Stated problem
Quote the full listing word for word.

Information provided
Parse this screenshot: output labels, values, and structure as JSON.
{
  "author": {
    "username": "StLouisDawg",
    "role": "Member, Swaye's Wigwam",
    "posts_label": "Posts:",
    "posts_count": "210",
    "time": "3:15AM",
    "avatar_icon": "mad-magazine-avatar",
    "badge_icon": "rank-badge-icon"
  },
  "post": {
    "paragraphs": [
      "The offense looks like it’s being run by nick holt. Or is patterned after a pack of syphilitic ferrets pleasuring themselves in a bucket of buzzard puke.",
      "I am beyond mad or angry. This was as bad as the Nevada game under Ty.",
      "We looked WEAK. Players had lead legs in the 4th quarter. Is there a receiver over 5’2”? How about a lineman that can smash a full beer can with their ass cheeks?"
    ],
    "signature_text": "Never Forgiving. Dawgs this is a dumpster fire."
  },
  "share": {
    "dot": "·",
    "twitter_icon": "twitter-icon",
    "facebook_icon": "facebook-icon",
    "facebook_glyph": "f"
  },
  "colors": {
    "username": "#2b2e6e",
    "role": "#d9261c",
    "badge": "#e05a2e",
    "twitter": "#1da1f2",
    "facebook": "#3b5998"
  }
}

Task output
Parse this screenshot: output labels, values, and structure as JSON.
{
  "author": {
    "username": "StLouisDawg",
    "role": "Member, Swaye's Wigwam",
    "posts_label": "Posts:",
    "posts_count": "210",
    "time": "3:15AM",
    "avatar_icon": "mad-magazine-avatar",
    "badge_icon": "rank-badge-icon"
  },
  "post": {
    "paragraphs": [
      "The offense looks like it’s being run by nick holt. Or is patterned after a pack of syphilitic ferrets pleasuring themselves in a bucket of buzzard puke.",
      "I am beyond mad or angry. This was as bad as the Nevada game under Ty.",
      "We looked WEAK. Players had lead legs in the 4th quarter. Is there a receiver over 5’2”? How about a lineman that can smash a full beer can with their ass cheeks?"
    ],
    "signature_text": "Never Forgiving. Dawgs this is a dumpster fire."
  },
  "share": {
    "dot": "·",
    "twitter_icon": "twitter-icon",
    "facebook_icon": "facebook-icon",
    "facebook_glyph": "f"
  },
  "colors": {
    "username": "#2b2e6e",
    "role": "#d9261c",
    "badge": "#e05a2e",
    "twitter": "#1da1f2",
    "facebook": "#3b5998"
  }
}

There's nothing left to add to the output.